Record excerpts:

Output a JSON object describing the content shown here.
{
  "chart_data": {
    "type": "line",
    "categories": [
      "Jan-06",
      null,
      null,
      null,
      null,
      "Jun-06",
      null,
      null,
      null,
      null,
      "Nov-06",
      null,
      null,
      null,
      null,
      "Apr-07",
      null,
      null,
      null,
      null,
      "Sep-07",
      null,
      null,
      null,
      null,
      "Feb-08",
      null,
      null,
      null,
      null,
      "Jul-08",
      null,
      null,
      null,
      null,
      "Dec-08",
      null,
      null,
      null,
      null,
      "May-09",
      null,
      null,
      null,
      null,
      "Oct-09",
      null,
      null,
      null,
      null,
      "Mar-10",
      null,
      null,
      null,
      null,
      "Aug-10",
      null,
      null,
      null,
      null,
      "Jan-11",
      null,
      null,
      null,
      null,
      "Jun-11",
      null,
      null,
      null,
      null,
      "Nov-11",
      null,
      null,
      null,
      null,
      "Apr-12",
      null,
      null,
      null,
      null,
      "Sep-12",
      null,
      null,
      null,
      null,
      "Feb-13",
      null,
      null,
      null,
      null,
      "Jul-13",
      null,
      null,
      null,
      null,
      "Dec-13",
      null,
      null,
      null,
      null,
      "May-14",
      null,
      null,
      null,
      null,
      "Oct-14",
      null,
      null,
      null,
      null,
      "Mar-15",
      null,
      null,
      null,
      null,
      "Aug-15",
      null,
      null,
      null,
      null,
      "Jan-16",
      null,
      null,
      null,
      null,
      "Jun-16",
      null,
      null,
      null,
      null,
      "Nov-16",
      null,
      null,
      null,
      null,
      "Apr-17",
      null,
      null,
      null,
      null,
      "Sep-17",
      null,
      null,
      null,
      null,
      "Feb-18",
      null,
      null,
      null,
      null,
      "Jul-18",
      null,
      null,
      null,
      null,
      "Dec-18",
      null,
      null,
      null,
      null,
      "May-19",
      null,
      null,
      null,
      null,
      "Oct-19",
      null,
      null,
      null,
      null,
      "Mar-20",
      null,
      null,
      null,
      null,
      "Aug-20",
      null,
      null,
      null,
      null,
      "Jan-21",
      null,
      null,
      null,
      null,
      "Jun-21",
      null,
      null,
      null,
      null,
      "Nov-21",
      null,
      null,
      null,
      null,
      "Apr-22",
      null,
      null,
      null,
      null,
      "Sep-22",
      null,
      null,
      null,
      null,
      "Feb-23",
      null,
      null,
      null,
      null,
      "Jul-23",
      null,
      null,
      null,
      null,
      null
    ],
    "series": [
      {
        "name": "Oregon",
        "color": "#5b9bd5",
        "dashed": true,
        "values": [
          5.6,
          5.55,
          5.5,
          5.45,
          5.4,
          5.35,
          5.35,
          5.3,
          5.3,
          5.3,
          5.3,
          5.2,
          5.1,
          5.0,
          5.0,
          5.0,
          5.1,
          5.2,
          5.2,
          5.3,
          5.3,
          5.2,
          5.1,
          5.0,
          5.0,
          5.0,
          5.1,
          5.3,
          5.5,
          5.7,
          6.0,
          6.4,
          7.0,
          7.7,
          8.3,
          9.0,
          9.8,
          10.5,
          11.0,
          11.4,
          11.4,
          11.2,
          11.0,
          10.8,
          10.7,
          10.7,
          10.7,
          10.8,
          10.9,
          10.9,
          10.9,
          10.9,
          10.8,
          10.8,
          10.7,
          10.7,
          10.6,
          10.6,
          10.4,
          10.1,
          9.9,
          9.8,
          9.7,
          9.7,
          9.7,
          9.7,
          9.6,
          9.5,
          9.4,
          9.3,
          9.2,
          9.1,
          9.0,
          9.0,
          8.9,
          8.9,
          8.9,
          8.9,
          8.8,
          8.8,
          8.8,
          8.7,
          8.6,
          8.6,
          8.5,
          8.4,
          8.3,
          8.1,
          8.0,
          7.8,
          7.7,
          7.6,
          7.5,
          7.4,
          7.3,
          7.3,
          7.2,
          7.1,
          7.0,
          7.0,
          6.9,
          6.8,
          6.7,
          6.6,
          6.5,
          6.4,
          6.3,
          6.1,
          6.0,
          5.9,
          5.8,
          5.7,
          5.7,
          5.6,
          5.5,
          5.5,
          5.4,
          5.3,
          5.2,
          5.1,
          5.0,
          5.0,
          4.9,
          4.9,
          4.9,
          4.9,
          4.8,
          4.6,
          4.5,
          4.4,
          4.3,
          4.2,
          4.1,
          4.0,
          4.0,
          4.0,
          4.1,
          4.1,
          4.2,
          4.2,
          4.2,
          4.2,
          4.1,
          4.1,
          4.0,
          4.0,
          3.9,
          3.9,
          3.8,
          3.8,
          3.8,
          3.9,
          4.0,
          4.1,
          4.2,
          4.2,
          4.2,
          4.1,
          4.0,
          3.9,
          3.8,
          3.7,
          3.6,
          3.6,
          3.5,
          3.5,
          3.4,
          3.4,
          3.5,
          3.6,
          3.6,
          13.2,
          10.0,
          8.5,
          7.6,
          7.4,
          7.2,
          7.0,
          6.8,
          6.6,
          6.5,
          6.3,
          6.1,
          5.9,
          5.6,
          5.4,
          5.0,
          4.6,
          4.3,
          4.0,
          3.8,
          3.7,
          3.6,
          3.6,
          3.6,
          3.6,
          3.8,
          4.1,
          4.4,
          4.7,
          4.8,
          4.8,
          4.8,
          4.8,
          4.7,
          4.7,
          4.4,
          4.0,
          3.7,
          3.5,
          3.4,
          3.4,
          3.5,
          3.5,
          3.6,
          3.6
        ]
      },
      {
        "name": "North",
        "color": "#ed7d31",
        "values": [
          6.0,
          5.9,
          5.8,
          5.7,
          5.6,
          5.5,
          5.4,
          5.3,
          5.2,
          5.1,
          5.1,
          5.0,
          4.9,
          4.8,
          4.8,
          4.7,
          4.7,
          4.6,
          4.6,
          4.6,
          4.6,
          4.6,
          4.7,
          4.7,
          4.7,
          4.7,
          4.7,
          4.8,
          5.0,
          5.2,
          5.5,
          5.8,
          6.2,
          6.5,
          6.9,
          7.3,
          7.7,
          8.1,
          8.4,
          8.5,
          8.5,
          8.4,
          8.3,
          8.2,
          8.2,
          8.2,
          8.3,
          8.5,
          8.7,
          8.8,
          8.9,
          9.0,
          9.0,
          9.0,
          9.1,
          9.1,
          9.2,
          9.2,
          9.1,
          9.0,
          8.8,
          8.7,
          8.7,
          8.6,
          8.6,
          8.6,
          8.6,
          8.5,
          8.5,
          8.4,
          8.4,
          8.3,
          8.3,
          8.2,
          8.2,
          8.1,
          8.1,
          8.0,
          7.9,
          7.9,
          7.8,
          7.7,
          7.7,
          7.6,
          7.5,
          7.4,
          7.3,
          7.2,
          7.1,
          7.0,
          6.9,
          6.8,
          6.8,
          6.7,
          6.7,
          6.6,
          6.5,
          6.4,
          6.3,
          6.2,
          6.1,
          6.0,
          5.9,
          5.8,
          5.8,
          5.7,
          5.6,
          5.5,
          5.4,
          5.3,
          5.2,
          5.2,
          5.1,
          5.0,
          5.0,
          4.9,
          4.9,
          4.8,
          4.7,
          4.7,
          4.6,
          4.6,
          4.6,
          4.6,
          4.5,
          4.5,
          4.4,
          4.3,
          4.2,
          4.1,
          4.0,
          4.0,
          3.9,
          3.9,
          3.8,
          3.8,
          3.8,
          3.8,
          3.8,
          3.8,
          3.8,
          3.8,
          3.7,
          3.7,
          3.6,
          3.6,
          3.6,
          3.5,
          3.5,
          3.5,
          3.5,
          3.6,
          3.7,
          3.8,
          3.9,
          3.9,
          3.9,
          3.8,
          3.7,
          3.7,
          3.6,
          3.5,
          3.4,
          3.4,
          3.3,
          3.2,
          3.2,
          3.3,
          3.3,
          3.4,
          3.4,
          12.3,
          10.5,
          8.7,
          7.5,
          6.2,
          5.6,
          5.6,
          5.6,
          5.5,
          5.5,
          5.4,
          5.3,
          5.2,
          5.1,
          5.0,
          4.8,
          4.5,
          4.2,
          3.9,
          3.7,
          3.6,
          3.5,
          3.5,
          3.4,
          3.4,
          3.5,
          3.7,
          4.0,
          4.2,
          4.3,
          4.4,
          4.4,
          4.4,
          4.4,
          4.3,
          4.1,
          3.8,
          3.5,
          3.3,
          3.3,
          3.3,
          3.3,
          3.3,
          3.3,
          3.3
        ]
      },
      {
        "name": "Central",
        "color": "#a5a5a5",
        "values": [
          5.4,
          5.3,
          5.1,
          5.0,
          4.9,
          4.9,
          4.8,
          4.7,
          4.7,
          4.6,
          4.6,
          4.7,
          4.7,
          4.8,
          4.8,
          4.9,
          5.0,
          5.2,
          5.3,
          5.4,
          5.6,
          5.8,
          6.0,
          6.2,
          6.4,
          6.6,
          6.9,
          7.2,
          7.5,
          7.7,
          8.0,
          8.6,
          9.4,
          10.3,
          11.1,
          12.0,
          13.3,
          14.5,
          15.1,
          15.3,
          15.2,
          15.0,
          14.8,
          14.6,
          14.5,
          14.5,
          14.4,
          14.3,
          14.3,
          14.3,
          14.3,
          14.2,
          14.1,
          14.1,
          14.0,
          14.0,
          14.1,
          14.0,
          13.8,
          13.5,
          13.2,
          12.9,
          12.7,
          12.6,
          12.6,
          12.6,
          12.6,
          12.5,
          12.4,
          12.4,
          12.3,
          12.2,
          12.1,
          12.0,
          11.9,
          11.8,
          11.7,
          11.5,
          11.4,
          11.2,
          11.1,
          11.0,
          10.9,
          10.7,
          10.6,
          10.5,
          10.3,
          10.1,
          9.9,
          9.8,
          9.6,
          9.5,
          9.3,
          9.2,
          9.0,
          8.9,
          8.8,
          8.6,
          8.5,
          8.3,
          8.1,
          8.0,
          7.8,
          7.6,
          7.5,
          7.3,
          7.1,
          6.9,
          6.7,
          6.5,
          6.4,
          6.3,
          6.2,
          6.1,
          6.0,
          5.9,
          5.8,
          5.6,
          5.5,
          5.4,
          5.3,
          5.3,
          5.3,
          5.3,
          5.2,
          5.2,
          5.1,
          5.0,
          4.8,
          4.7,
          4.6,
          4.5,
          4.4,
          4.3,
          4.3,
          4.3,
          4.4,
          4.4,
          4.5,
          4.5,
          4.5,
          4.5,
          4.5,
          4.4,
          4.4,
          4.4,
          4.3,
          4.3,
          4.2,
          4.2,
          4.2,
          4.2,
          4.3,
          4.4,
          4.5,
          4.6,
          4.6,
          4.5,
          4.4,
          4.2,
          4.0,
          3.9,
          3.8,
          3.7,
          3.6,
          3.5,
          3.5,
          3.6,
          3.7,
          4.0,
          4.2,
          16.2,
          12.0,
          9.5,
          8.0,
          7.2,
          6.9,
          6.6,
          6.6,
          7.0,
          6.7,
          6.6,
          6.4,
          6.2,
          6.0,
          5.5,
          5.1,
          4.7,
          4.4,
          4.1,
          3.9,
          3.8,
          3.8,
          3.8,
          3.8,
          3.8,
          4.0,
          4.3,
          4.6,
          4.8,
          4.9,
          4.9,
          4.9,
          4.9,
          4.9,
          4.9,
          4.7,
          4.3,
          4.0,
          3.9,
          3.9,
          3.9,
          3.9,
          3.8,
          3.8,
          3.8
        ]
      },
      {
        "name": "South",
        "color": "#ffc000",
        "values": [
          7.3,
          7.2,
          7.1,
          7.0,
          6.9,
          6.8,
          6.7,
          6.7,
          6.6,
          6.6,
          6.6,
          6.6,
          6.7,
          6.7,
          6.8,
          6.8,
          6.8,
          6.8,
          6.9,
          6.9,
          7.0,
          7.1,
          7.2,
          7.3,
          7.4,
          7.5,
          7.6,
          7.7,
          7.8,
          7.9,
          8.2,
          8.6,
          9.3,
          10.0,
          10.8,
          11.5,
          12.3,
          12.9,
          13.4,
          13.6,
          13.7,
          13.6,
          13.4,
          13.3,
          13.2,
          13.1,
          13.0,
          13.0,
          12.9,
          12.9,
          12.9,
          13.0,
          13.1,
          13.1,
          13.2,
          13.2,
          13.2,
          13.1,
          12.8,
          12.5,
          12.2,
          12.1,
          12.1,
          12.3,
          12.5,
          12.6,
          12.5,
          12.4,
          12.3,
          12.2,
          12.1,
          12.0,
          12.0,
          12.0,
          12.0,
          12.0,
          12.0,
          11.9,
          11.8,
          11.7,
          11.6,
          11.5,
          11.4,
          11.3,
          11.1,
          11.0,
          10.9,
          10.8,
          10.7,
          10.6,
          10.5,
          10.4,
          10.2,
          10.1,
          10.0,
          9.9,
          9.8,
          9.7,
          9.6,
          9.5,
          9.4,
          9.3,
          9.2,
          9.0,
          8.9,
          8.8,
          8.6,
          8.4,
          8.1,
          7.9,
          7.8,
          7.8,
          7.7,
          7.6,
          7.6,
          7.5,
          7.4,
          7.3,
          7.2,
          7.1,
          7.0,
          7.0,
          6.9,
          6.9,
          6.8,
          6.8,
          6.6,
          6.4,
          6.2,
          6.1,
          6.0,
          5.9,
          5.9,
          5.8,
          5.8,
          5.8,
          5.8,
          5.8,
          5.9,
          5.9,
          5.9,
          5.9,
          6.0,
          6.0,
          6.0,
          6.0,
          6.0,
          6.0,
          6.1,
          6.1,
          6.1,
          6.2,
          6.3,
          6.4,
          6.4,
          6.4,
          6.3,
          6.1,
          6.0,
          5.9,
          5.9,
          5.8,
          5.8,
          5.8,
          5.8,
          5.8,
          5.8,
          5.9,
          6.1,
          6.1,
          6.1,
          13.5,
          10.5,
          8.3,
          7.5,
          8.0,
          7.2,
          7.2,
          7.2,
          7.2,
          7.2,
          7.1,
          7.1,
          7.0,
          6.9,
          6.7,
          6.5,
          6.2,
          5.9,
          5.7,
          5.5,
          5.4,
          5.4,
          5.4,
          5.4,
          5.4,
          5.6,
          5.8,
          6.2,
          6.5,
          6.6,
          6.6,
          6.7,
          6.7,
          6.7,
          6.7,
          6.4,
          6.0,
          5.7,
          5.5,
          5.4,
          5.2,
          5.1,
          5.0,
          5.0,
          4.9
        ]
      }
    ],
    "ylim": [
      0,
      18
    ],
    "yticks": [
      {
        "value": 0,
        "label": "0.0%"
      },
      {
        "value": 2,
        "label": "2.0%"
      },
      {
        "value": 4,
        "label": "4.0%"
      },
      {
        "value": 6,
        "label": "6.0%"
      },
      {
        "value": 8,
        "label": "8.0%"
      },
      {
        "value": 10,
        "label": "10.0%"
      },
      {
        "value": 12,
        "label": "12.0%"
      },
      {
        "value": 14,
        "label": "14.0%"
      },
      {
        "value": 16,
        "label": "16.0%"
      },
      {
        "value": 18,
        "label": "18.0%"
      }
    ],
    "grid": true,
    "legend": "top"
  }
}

The problem: Using the listing above, show each line holding the string "label".

Written response:
        "label": "0.0%"
        "label": "2.0%"
        "label": "4.0%"
        "label": "6.0%"
        "label": "8.0%"
        "label": "10.0%"
        "label": "12.0%"
        "label": "14.0%"
        "label": "16.0%"
        "label": "18.0%"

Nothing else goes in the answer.